* begin Input records *

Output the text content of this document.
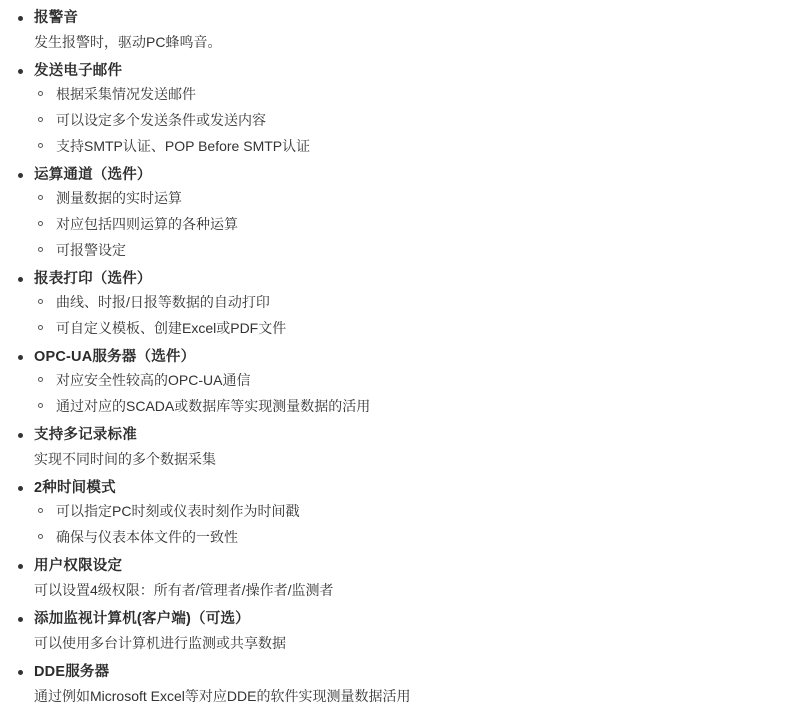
报警音
发生报警时，驱动PC蜂鸣音。
发送电子邮件
根据采集情况发送邮件
可以设定多个发送条件或发送内容
支持SMTP认证、POP Before SMTP认证
运算通道（选件）
测量数据的实时运算
对应包括四则运算的各种运算
可报警设定
报表打印（选件）
曲线、时报/日报等数据的自动打印
可自定义模板、创建Excel或PDF文件
OPC-UA服务器（选件）
对应安全性较高的OPC-UA通信
通过对应的SCADA或数据库等实现测量数据的活用
支持多记录标准
实现不同时间的多个数据采集
2种时间模式
可以指定PC时刻或仪表时刻作为时间戳
确保与仪表本体文件的一致性
用户权限设定
可以设置4级权限：所有者/管理者/操作者/监测者
添加监视计算机(客户端)（可选）
可以使用多台计算机进行监测或共享数据
DDE服务器
通过例如Microsoft Excel等对应DDE的软件实现测量数据活用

* end Input records *

Stated goal:
Could you repeat all of the material exactly? Pictures should not be copied.

Correct response:
Output the text content of this document.
报警音
发生报警时，驱动PC蜂鸣音。
发送电子邮件
根据采集情况发送邮件
可以设定多个发送条件或发送内容
支持SMTP认证、POP Before SMTP认证
运算通道（选件）
测量数据的实时运算
对应包括四则运算的各种运算
可报警设定
报表打印（选件）
曲线、时报/日报等数据的自动打印
可自定义模板、创建Excel或PDF文件
OPC-UA服务器（选件）
对应安全性较高的OPC-UA通信
通过对应的SCADA或数据库等实现测量数据的活用
支持多记录标准
实现不同时间的多个数据采集
2种时间模式
可以指定PC时刻或仪表时刻作为时间戳
确保与仪表本体文件的一致性
用户权限设定
可以设置4级权限：所有者/管理者/操作者/监测者
添加监视计算机(客户端)（可选）
可以使用多台计算机进行监测或共享数据
DDE服务器
通过例如Microsoft Excel等对应DDE的软件实现测量数据活用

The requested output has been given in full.